*** EXTRACTED RECORDS Section Begins ***

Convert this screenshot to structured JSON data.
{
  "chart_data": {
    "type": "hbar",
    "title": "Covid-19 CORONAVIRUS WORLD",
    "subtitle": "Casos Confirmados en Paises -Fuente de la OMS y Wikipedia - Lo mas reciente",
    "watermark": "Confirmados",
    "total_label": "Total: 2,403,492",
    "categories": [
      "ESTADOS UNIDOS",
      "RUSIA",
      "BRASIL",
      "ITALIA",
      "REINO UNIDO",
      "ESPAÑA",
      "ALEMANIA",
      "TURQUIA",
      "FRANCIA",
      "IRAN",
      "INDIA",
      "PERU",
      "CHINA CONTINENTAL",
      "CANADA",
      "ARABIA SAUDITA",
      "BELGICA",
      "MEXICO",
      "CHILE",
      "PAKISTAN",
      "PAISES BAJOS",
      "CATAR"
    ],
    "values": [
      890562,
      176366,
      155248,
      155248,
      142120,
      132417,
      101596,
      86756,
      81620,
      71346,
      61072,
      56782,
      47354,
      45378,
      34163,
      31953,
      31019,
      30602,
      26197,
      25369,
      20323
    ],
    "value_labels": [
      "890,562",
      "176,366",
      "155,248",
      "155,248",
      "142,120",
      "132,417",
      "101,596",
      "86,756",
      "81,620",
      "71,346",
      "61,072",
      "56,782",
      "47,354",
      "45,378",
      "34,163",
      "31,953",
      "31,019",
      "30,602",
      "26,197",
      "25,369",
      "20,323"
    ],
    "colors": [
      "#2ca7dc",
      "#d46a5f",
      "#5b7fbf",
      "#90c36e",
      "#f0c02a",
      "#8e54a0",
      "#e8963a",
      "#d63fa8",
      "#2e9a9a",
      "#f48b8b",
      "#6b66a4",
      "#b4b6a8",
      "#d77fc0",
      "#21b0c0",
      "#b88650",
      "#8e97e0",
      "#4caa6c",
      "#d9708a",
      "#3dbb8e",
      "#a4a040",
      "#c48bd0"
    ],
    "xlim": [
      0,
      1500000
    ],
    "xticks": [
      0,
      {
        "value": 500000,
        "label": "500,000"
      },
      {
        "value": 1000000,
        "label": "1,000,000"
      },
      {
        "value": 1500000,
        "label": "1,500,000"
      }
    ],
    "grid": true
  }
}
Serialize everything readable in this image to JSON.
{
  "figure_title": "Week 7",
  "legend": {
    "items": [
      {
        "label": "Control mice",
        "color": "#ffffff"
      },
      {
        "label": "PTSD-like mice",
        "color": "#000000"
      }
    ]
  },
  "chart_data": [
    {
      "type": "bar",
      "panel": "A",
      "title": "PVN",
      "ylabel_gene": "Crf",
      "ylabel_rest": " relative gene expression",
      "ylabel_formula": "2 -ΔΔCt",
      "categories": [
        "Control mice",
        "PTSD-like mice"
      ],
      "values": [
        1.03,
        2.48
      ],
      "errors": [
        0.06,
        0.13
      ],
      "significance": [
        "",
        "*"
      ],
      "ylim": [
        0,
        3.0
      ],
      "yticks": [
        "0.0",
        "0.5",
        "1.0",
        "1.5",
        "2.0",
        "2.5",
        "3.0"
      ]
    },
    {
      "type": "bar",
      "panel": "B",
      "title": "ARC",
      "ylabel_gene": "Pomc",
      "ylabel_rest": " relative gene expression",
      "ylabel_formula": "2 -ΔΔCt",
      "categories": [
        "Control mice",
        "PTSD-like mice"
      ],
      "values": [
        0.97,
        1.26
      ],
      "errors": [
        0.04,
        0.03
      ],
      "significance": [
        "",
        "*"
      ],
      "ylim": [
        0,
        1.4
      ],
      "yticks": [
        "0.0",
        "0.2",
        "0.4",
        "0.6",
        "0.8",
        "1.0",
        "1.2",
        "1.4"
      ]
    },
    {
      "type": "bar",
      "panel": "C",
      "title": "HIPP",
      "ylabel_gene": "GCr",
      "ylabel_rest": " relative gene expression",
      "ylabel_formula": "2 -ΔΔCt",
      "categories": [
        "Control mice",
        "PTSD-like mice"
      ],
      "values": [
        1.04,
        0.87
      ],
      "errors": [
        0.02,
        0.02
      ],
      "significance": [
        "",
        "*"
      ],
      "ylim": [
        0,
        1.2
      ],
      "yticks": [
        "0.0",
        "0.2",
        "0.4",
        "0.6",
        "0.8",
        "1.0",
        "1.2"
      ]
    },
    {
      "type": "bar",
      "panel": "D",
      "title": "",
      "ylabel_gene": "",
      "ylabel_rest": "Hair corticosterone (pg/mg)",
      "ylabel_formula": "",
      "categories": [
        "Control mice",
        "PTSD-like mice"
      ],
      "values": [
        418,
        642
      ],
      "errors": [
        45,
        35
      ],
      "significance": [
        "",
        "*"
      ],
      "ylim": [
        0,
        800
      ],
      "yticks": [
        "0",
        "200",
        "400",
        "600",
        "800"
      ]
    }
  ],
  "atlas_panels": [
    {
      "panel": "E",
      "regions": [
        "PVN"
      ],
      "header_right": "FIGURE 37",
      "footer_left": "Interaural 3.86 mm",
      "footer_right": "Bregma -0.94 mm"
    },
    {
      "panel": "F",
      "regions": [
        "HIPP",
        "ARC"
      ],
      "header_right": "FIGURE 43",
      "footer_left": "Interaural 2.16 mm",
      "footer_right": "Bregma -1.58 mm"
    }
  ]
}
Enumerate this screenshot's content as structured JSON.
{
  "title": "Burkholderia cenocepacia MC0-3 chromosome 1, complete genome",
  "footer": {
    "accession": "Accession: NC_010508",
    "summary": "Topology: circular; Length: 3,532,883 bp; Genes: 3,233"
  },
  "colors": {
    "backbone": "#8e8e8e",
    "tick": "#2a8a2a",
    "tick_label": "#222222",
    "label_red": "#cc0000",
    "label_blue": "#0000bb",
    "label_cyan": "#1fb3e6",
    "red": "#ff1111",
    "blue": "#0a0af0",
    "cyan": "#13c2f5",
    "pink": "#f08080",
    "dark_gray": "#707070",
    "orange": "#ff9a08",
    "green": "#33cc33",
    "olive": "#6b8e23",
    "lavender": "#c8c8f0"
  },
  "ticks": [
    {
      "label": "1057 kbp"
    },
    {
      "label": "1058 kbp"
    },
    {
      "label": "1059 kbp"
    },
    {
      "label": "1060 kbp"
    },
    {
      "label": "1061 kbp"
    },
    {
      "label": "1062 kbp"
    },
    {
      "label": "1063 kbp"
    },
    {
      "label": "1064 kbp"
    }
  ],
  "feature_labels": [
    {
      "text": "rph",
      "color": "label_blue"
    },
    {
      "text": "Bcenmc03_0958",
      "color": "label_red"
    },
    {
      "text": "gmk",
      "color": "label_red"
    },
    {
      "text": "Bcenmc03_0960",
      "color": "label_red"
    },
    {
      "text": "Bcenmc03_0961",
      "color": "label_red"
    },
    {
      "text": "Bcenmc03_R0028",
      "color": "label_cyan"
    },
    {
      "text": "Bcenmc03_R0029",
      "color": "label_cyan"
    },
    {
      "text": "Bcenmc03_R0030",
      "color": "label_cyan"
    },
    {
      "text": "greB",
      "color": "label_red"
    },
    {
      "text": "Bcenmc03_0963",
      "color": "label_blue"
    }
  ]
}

*** EXTRACTED RECORDS Section Ends ***

*EXERCISE*.
Set down the whole of the material again, exactly.

*WRITTEN REPLY*.
Convert this screenshot to structured JSON data.
{
  "chart_data": {
    "type": "hbar",
    "title": "Covid-19 CORONAVIRUS WORLD",
    "subtitle": "Casos Confirmados en Paises -Fuente de la OMS y Wikipedia - Lo mas reciente",
    "watermark": "Confirmados",
    "total_label": "Total: 2,403,492",
    "categories": [
      "ESTADOS UNIDOS",
      "RUSIA",
      "BRASIL",
      "ITALIA",
      "REINO UNIDO",
      "ESPAÑA",
      "ALEMANIA",
      "TURQUIA",
      "FRANCIA",
      "IRAN",
      "INDIA",
      "PERU",
      "CHINA CONTINENTAL",
      "CANADA",
      "ARABIA SAUDITA",
      "BELGICA",
      "MEXICO",
      "CHILE",
      "PAKISTAN",
      "PAISES BAJOS",
      "CATAR"
    ],
    "values": [
      890562,
      176366,
      155248,
      155248,
      142120,
      132417,
      101596,
      86756,
      81620,
      71346,
      61072,
      56782,
      47354,
      45378,
      34163,
      31953,
      31019,
      30602,
      26197,
      25369,
      20323
    ],
    "value_labels": [
      "890,562",
      "176,366",
      "155,248",
      "155,248",
      "142,120",
      "132,417",
      "101,596",
      "86,756",
      "81,620",
      "71,346",
      "61,072",
      "56,782",
      "47,354",
      "45,378",
      "34,163",
      "31,953",
      "31,019",
      "30,602",
      "26,197",
      "25,369",
      "20,323"
    ],
    "colors": [
      "#2ca7dc",
      "#d46a5f",
      "#5b7fbf",
      "#90c36e",
      "#f0c02a",
      "#8e54a0",
      "#e8963a",
      "#d63fa8",
      "#2e9a9a",
      "#f48b8b",
      "#6b66a4",
      "#b4b6a8",
      "#d77fc0",
      "#21b0c0",
      "#b88650",
      "#8e97e0",
      "#4caa6c",
      "#d9708a",
      "#3dbb8e",
      "#a4a040",
      "#c48bd0"
    ],
    "xlim": [
      0,
      1500000
    ],
    "xticks": [
      0,
      {
        "value": 500000,
        "label": "500,000"
      },
      {
        "value": 1000000,
        "label": "1,000,000"
      },
      {
        "value": 1500000,
        "label": "1,500,000"
      }
    ],
    "grid": true
  }
}
Serialize everything readable in this image to JSON.
{
  "figure_title": "Week 7",
  "legend": {
    "items": [
      {
        "label": "Control mice",
        "color": "#ffffff"
      },
      {
        "label": "PTSD-like mice",
        "color": "#000000"
      }
    ]
  },
  "chart_data": [
    {
      "type": "bar",
      "panel": "A",
      "title": "PVN",
      "ylabel_gene": "Crf",
      "ylabel_rest": " relative gene expression",
      "ylabel_formula": "2 -ΔΔCt",
      "categories": [
        "Control mice",
        "PTSD-like mice"
      ],
      "values": [
        1.03,
        2.48
      ],
      "errors": [
        0.06,
        0.13
      ],
      "significance": [
        "",
        "*"
      ],
      "ylim": [
        0,
        3.0
      ],
      "yticks": [
        "0.0",
        "0.5",
        "1.0",
        "1.5",
        "2.0",
        "2.5",
        "3.0"
      ]
    },
    {
      "type": "bar",
      "panel": "B",
      "title": "ARC",
      "ylabel_gene": "Pomc",
      "ylabel_rest": " relative gene expression",
      "ylabel_formula": "2 -ΔΔCt",
      "categories": [
        "Control mice",
        "PTSD-like mice"
      ],
      "values": [
        0.97,
        1.26
      ],
      "errors": [
        0.04,
        0.03
      ],
      "significance": [
        "",
        "*"
      ],
      "ylim": [
        0,
        1.4
      ],
      "yticks": [
        "0.0",
        "0.2",
        "0.4",
        "0.6",
        "0.8",
        "1.0",
        "1.2",
        "1.4"
      ]
    },
    {
      "type": "bar",
      "panel": "C",
      "title": "HIPP",
      "ylabel_gene": "GCr",
      "ylabel_rest": " relative gene expression",
      "ylabel_formula": "2 -ΔΔCt",
      "categories": [
        "Control mice",
        "PTSD-like mice"
      ],
      "values": [
        1.04,
        0.87
      ],
      "errors": [
        0.02,
        0.02
      ],
      "significance": [
        "",
        "*"
      ],
      "ylim": [
        0,
        1.2
      ],
      "yticks": [
        "0.0",
        "0.2",
        "0.4",
        "0.6",
        "0.8",
        "1.0",
        "1.2"
      ]
    },
    {
      "type": "bar",
      "panel": "D",
      "title": "",
      "ylabel_gene": "",
      "ylabel_rest": "Hair corticosterone (pg/mg)",
      "ylabel_formula": "",
      "categories": [
        "Control mice",
        "PTSD-like mice"
      ],
      "values": [
        418,
        642
      ],
      "errors": [
        45,
        35
      ],
      "significance": [
        "",
        "*"
      ],
      "ylim": [
        0,
        800
      ],
      "yticks": [
        "0",
        "200",
        "400",
        "600",
        "800"
      ]
    }
  ],
  "atlas_panels": [
    {
      "panel": "E",
      "regions": [
        "PVN"
      ],
      "header_right": "FIGURE 37",
      "footer_left": "Interaural 3.86 mm",
      "footer_right": "Bregma -0.94 mm"
    },
    {
      "panel": "F",
      "regions": [
        "HIPP",
        "ARC"
      ],
      "header_right": "FIGURE 43",
      "footer_left": "Interaural 2.16 mm",
      "footer_right": "Bregma -1.58 mm"
    }
  ]
}
Enumerate this screenshot's content as structured JSON.
{
  "title": "Burkholderia cenocepacia MC0-3 chromosome 1, complete genome",
  "footer": {
    "accession": "Accession: NC_010508",
    "summary": "Topology: circular; Length: 3,532,883 bp; Genes: 3,233"
  },
  "colors": {
    "backbone": "#8e8e8e",
    "tick": "#2a8a2a",
    "tick_label": "#222222",
    "label_red": "#cc0000",
    "label_blue": "#0000bb",
    "label_cyan": "#1fb3e6",
    "red": "#ff1111",
    "blue": "#0a0af0",
    "cyan": "#13c2f5",
    "pink": "#f08080",
    "dark_gray": "#707070",
    "orange": "#ff9a08",
    "green": "#33cc33",
    "olive": "#6b8e23",
    "lavender": "#c8c8f0"
  },
  "ticks": [
    {
      "label": "1057 kbp"
    },
    {
      "label": "1058 kbp"
    },
    {
      "label": "1059 kbp"
    },
    {
      "label": "1060 kbp"
    },
    {
      "label": "1061 kbp"
    },
    {
      "label": "1062 kbp"
    },
    {
      "label": "1063 kbp"
    },
    {
      "label": "1064 kbp"
    }
  ],
  "feature_labels": [
    {
      "text": "rph",
      "color": "label_blue"
    },
    {
      "text": "Bcenmc03_0958",
      "color": "label_red"
    },
    {
      "text": "gmk",
      "color": "label_red"
    },
    {
      "text": "Bcenmc03_0960",
      "color": "label_red"
    },
    {
      "text": "Bcenmc03_0961",
      "color": "label_red"
    },
    {
      "text": "Bcenmc03_R0028",
      "color": "label_cyan"
    },
    {
      "text": "Bcenmc03_R0029",
      "color": "label_cyan"
    },
    {
      "text": "Bcenmc03_R0030",
      "color": "label_cyan"
    },
    {
      "text": "greB",
      "color": "label_red"
    },
    {
      "text": "Bcenmc03_0963",
      "color": "label_blue"
    }
  ]
}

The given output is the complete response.